### SET OF TASKS
(1) Answer these about the relative entropy question:
(a) What other name does it give for the relative entropy?
(b) Under the common physicist's sign convention, what kind of function of $\mu$ is it?
(c) For which maps $T$ is inequality (1) said to hold?
(2) In the relative entropy question, reproduce word for word the stretch from "The first inequality" through "proof of (1)?".

### EXCERPT PROVIDED
Why does relative entropy decrease under pushforward?

Question

I am reading the paper at https://arxiv.org/abs/1006.3028 (J. Lehec, "Representation formula for the entropy and functional inequalities"). The main concept here is the relative entropy of the probability measures $\mu$ and $\gamma$, defined as $$H(\mu | \gamma)=\int \log\left( \frac{d\mu}{d\gamma}\right) d\mu, $$ or $+\infty$ if $\mu$ is not absolutely continuous with respect to $\gamma$ (that is, the density $\frac{d\mu}{d\gamma}$ does not exist). This is also known as the Kullback-Liebler divergence.

Remark on sign conventions. This definition seems to be more common of information theory. With this definition, $H(\mu| \gamma)$ is a nonnegative convex function of $\mu$. The common physicist's definition, on the other hand, has the opposite sign; it is thus a nonpositive concave function of $\mu$.

The first inequality in the second section reads $$\tag{1} H(\mu\circ T^{-1} | \gamma\circ T^{-1})\le H(\mu | \gamma)$$ for all measurable maps $T$.

Main question. What is the fastest proof of (1)?

### DATA LINES
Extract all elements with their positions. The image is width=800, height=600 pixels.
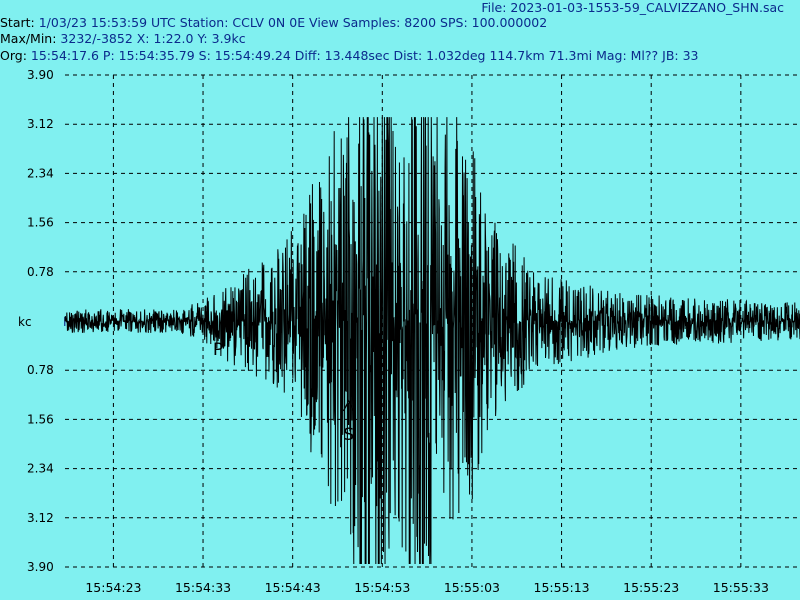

### OUTPUTS IN ORDER
(1)
(a) The Kullback-Liebler divergence.
(b) A nonpositive concave function of $\mu$.
(c) All measurable maps $T$.

(2)
The first inequality in the second section reads $$\tag{1} H(\mu\circ T^{-1} | \gamma\circ T^{-1})\le H(\mu | \gamma)$$ for all measurable maps $T$.

Main question. What is the fastest proof of (1)?